-- START Material for this task --

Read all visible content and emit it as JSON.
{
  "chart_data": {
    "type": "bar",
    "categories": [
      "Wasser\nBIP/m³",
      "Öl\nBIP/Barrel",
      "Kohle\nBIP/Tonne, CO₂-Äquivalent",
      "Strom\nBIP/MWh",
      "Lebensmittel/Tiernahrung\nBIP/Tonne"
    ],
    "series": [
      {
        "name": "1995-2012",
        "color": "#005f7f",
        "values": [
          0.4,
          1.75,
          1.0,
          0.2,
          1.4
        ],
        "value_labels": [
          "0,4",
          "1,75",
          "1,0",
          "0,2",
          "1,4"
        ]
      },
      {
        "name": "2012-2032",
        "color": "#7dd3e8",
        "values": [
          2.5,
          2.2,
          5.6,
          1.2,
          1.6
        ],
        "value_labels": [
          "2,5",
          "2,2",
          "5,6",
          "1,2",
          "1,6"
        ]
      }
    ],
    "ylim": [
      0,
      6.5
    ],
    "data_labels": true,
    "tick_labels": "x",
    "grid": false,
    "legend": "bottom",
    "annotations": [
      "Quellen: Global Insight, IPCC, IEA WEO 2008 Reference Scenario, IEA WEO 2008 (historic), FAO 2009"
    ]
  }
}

-- END Material for this task --

**Requirements**
Every entry above needs to be quoted exactly.

**Result for this exercise**
Read all visible content and emit it as JSON.
{
  "chart_data": {
    "type": "bar",
    "categories": [
      "Wasser\nBIP/m³",
      "Öl\nBIP/Barrel",
      "Kohle\nBIP/Tonne, CO₂-Äquivalent",
      "Strom\nBIP/MWh",
      "Lebensmittel/Tiernahrung\nBIP/Tonne"
    ],
    "series": [
      {
        "name": "1995-2012",
        "color": "#005f7f",
        "values": [
          0.4,
          1.75,
          1.0,
          0.2,
          1.4
        ],
        "value_labels": [
          "0,4",
          "1,75",
          "1,0",
          "0,2",
          "1,4"
        ]
      },
      {
        "name": "2012-2032",
        "color": "#7dd3e8",
        "values": [
          2.5,
          2.2,
          5.6,
          1.2,
          1.6
        ],
        "value_labels": [
          "2,5",
          "2,2",
          "5,6",
          "1,2",
          "1,6"
        ]
      }
    ],
    "ylim": [
      0,
      6.5
    ],
    "data_labels": true,
    "tick_labels": "x",
    "grid": false,
    "legend": "bottom",
    "annotations": [
      "Quellen: Global Insight, IPCC, IEA WEO 2008 Reference Scenario, IEA WEO 2008 (historic), FAO 2009"
    ]
  }
}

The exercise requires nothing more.